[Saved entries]
%%

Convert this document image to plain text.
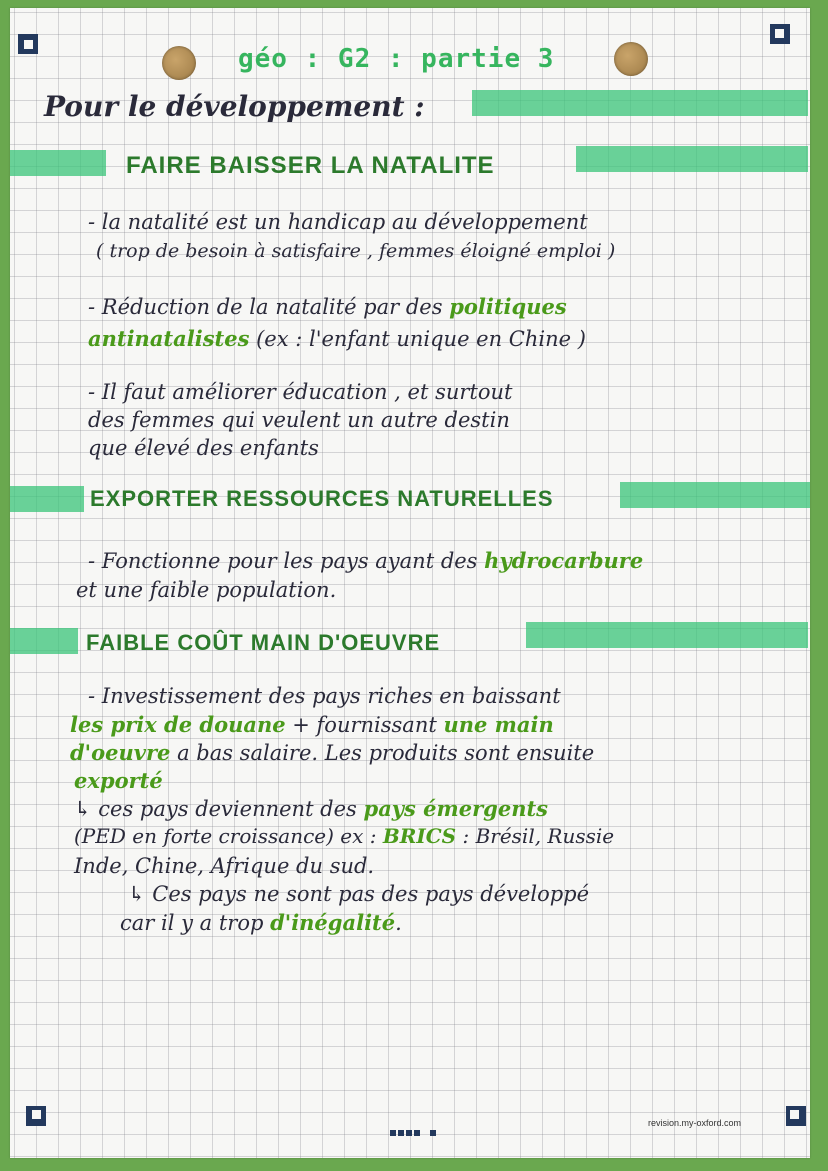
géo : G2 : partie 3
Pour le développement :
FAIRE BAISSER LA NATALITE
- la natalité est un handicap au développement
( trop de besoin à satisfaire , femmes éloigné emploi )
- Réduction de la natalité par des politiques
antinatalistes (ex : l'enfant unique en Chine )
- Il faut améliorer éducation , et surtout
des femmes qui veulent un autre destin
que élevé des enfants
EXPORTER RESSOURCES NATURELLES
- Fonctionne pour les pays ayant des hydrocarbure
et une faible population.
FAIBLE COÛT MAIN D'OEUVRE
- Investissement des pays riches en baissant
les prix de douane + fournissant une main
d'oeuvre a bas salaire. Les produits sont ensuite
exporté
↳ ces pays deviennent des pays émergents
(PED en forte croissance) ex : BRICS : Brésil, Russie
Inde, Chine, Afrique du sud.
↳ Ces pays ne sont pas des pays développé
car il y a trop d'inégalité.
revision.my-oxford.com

%%
%%

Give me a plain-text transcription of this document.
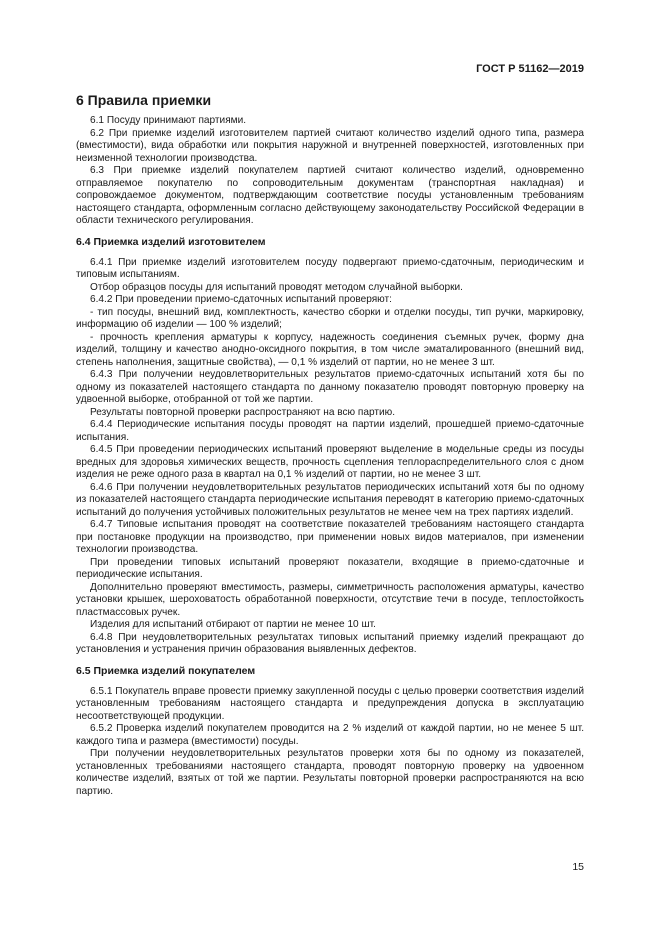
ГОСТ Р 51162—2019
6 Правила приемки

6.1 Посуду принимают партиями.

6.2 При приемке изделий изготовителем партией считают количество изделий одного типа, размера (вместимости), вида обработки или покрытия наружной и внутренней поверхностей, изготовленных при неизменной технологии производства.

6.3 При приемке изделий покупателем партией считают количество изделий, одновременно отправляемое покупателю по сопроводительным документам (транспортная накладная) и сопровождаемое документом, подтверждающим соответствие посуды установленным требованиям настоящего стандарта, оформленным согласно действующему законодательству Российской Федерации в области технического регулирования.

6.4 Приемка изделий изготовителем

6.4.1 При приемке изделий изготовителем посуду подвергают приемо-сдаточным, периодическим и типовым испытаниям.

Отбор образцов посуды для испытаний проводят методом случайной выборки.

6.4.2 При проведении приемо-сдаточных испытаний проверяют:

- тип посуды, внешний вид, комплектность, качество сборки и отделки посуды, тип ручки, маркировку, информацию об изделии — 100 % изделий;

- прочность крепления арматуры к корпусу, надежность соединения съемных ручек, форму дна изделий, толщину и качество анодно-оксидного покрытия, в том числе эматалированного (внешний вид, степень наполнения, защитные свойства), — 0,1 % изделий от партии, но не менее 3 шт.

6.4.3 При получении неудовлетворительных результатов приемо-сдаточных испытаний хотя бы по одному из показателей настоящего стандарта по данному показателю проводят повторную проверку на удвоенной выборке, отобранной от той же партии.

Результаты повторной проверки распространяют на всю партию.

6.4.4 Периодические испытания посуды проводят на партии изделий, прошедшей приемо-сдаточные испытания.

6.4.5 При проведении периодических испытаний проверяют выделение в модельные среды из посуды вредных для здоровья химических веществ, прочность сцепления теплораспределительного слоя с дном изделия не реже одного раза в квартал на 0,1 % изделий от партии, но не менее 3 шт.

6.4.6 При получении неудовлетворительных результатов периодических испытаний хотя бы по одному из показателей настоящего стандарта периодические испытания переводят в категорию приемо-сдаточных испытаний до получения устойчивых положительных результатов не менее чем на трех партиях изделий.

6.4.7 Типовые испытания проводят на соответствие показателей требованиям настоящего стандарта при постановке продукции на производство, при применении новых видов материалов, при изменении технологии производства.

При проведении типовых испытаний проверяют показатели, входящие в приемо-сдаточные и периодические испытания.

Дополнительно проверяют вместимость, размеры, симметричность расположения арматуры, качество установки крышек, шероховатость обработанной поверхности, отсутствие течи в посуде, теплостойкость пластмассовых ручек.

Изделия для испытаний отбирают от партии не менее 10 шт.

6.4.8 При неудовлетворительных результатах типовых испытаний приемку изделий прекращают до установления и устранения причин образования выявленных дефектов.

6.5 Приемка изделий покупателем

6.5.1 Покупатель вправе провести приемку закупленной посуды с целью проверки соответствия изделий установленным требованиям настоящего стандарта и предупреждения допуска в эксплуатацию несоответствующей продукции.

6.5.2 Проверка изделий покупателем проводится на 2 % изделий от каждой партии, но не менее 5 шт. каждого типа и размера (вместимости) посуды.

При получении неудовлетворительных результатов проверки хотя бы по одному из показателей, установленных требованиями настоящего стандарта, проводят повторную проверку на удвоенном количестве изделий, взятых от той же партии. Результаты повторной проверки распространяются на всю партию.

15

%%
%%

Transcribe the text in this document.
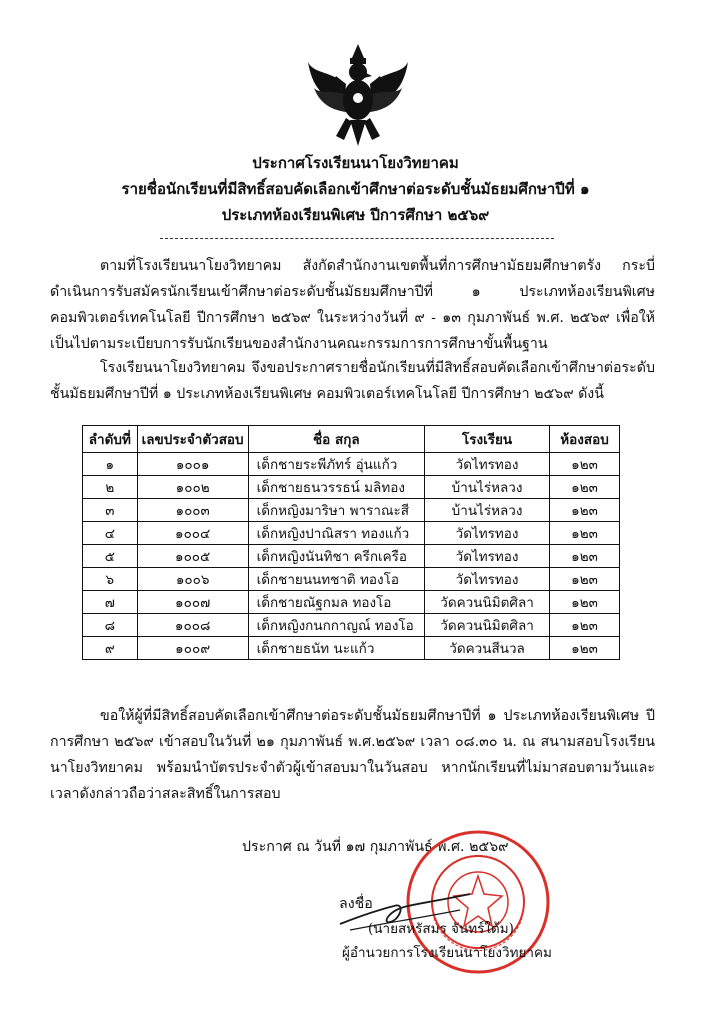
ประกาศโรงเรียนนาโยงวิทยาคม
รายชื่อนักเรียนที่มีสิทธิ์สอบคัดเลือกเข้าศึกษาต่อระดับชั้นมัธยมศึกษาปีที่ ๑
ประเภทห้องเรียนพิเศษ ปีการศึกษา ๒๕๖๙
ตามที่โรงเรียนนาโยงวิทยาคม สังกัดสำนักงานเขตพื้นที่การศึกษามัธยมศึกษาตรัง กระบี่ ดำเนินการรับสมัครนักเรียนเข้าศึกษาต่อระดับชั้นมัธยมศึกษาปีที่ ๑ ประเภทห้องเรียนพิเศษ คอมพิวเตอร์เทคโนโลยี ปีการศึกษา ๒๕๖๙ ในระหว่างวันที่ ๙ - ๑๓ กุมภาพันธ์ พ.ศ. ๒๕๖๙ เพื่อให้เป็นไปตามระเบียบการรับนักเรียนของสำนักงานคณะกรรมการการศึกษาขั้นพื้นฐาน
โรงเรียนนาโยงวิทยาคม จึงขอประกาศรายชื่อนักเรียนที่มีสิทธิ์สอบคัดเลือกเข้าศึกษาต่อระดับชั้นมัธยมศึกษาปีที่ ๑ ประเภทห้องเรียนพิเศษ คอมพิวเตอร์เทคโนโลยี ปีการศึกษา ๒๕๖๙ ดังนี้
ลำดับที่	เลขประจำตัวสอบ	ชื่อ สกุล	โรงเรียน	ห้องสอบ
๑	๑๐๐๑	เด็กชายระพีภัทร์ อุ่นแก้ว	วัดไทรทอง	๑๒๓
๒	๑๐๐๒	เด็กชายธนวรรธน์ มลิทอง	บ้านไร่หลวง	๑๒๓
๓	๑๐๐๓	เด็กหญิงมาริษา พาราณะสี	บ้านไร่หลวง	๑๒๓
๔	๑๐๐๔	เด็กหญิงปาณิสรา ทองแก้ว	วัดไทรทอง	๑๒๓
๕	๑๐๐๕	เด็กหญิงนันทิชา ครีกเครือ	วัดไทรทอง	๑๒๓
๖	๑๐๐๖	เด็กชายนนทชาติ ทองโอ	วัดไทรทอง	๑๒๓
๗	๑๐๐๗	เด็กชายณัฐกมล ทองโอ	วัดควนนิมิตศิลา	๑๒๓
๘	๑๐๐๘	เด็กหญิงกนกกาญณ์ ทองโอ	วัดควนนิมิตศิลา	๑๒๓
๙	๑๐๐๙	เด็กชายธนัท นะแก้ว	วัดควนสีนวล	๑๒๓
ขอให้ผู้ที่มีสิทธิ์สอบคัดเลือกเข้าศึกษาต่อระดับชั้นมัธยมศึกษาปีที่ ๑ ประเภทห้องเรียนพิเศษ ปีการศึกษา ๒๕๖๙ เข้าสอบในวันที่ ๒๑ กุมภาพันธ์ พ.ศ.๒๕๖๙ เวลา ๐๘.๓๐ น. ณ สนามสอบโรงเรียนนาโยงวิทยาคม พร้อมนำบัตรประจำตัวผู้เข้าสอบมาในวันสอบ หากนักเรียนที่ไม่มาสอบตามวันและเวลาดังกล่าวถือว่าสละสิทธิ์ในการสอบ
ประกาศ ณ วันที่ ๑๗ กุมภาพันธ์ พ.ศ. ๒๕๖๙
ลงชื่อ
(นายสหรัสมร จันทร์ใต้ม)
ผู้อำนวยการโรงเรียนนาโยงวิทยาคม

%%

JOB: Scan the material above. Copy each line where "sont" occurs.

SOLVED EXERCISE:
d'oeuvre a bas salaire. Les produits sont ensuite
↳ Ces pays ne sont pas des pays développé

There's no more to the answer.